Problem details:
Wherever the string "meerdere" appears, copy the whole line.

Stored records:

--*--

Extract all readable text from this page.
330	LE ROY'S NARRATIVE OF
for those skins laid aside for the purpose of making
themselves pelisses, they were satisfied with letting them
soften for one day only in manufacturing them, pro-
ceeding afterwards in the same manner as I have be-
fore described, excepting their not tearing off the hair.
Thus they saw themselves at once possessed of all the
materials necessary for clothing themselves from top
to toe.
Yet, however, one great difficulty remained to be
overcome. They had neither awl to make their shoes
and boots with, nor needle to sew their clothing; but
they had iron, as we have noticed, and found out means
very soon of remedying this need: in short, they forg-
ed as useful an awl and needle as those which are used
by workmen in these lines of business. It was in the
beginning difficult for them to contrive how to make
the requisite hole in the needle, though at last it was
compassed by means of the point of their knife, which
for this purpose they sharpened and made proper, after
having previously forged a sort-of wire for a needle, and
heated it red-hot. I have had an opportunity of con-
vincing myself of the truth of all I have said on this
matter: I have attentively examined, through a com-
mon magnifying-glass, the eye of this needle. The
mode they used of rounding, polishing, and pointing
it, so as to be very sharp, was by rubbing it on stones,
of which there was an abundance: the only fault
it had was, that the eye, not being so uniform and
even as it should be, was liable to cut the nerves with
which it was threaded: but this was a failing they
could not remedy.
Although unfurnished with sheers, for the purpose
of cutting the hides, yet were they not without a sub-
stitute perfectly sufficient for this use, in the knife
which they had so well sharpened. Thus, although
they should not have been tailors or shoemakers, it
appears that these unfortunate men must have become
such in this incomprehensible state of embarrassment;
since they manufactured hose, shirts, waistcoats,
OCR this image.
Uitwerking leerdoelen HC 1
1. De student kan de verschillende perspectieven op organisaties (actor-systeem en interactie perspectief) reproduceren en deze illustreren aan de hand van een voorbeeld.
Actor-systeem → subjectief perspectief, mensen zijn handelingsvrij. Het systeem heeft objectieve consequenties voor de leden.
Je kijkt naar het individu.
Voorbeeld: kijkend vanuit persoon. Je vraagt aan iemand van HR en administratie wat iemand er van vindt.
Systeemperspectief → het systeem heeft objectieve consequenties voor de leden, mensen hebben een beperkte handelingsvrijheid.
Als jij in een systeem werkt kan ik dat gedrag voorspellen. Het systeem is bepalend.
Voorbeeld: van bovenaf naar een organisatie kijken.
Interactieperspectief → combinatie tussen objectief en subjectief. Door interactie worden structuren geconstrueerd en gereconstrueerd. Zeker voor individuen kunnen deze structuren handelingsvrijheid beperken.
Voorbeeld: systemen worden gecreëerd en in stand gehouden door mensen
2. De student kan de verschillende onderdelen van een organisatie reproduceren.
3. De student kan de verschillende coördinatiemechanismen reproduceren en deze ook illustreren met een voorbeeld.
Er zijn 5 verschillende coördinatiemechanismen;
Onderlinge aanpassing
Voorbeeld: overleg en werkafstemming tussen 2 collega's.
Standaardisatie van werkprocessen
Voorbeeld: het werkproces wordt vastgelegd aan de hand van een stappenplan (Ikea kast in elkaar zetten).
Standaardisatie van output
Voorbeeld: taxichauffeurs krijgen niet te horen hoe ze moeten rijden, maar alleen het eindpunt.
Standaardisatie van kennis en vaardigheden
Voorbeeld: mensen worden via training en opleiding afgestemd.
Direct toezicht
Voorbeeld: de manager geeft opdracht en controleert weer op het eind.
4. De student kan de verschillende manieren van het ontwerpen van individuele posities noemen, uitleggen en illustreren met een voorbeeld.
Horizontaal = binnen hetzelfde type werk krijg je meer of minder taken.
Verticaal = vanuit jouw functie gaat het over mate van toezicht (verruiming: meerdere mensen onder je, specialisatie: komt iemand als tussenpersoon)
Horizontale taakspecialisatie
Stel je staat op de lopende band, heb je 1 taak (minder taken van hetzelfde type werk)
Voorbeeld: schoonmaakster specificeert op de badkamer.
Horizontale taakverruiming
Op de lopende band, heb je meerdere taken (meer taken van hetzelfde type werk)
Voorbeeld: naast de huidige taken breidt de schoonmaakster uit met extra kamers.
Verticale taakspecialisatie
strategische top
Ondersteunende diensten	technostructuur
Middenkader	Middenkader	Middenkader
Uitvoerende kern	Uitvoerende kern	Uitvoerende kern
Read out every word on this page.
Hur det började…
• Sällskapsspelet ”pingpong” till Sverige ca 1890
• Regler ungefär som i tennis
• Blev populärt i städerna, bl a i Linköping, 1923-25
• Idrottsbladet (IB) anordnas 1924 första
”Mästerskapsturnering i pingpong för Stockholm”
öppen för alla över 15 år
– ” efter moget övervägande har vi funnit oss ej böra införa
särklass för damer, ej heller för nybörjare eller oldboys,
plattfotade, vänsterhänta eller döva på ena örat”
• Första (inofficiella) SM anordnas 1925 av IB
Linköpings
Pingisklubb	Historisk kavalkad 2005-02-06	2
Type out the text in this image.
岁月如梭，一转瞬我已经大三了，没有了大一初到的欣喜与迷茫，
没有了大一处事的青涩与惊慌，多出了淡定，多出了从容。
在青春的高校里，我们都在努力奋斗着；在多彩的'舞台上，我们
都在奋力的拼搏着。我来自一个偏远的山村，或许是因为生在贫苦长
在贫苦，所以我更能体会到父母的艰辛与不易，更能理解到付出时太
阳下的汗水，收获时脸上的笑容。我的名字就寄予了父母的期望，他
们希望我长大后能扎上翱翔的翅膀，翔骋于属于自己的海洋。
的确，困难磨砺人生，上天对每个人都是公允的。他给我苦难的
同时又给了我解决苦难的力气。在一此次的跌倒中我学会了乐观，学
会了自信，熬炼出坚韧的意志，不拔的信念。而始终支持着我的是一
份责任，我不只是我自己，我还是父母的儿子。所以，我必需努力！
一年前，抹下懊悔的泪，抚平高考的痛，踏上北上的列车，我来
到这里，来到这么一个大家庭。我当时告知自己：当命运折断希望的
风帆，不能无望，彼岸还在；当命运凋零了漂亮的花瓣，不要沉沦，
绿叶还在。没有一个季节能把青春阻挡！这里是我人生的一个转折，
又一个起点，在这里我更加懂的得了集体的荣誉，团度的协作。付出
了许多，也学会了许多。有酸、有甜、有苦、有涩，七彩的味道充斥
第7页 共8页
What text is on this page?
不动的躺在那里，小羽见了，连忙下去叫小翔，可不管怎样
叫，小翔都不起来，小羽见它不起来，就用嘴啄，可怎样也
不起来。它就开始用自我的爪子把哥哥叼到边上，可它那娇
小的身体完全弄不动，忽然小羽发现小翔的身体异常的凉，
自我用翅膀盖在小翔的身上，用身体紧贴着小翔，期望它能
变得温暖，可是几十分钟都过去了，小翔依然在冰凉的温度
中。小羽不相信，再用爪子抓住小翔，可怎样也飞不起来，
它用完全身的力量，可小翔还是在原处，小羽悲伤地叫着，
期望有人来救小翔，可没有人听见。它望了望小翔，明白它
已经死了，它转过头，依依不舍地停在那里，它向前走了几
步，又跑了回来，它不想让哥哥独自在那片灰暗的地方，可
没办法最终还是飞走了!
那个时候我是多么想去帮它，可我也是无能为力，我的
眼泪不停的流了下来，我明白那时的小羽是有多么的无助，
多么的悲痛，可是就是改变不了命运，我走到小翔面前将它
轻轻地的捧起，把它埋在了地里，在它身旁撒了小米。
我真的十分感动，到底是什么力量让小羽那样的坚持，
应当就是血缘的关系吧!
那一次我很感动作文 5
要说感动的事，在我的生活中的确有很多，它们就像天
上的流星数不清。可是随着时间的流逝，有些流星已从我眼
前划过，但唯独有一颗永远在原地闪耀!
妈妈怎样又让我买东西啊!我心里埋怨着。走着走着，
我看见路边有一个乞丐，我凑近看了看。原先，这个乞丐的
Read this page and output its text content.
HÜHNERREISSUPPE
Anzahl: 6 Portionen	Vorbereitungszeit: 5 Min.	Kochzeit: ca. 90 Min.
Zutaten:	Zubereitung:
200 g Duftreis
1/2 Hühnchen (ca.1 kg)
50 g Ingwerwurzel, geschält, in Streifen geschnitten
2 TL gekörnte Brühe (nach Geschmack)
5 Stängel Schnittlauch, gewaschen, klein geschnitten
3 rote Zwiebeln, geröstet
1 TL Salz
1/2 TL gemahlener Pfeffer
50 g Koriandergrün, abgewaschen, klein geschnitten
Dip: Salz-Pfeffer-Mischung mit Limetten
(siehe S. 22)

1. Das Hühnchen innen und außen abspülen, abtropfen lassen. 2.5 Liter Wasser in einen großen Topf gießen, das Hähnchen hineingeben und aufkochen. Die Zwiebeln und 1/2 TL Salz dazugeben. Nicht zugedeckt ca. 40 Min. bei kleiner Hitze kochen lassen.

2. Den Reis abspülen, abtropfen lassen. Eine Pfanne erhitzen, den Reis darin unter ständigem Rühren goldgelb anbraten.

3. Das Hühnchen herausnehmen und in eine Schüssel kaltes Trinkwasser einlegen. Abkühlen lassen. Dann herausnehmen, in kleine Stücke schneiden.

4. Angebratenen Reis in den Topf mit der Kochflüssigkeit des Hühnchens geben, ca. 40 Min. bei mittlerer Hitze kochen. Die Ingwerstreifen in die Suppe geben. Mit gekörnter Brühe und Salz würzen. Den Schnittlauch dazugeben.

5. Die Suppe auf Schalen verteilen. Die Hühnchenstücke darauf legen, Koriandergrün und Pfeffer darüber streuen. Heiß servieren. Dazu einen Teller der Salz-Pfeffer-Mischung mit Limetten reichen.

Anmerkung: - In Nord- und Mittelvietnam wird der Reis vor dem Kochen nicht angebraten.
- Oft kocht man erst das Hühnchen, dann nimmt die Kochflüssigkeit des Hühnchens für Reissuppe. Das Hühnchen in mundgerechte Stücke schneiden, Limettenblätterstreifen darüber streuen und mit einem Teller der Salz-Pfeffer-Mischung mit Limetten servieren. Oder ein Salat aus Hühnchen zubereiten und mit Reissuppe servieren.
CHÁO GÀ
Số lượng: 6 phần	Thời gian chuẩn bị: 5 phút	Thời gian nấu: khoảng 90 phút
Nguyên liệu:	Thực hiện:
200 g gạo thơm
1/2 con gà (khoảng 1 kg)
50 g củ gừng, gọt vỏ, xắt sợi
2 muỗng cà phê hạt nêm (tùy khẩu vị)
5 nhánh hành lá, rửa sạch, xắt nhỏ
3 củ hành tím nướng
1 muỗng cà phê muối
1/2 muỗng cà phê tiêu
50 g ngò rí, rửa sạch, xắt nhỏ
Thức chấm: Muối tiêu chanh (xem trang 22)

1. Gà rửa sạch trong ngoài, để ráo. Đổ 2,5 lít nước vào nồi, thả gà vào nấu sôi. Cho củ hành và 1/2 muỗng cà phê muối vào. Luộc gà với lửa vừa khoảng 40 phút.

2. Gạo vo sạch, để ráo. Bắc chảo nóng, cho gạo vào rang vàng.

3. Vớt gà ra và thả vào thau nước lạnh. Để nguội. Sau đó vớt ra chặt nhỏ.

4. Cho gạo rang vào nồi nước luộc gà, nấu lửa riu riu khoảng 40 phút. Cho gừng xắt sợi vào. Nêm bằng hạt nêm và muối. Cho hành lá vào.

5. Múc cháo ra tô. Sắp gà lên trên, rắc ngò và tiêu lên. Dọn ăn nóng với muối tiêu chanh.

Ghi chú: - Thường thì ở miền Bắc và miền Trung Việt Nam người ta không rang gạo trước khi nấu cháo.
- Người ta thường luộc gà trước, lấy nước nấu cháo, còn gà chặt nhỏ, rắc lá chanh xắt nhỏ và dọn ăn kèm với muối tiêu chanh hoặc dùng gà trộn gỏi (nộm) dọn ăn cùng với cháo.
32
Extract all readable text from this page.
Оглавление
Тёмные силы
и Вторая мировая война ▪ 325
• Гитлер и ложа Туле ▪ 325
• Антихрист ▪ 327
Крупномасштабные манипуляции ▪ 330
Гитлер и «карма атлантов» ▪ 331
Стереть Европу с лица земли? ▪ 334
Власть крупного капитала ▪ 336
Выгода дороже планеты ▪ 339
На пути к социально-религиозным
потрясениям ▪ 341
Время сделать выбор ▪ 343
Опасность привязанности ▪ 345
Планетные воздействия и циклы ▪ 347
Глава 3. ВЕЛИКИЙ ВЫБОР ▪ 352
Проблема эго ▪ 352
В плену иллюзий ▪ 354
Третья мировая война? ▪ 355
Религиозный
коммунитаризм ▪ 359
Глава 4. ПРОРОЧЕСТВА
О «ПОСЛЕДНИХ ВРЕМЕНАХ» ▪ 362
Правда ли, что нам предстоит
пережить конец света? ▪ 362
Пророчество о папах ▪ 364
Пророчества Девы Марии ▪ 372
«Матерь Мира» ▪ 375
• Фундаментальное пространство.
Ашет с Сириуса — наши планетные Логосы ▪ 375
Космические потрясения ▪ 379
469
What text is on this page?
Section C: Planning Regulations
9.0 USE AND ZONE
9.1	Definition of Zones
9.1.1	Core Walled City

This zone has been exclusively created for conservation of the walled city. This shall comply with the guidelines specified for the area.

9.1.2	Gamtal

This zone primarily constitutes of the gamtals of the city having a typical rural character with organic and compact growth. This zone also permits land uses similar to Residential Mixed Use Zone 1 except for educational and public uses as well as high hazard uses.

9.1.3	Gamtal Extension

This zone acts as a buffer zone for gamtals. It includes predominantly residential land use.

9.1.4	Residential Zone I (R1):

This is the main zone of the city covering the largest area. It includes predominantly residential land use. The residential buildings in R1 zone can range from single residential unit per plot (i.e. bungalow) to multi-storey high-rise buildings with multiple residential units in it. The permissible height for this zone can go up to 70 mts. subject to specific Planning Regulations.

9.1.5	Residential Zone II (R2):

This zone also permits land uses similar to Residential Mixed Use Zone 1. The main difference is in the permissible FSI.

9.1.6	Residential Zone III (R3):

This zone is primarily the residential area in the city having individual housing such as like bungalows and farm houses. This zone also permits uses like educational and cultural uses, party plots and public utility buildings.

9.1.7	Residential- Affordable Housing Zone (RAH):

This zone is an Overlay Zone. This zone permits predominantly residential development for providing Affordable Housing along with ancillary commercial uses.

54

--*--

Response to this task:
Verticaal = vanuit jouw functie gaat het over mate van toezicht (verruiming: meerdere mensen onder je, specialisatie: komt iemand als tussenpersoon)
Op de lopende band, heb je meerdere taken (meer taken van hetzelfde type werk)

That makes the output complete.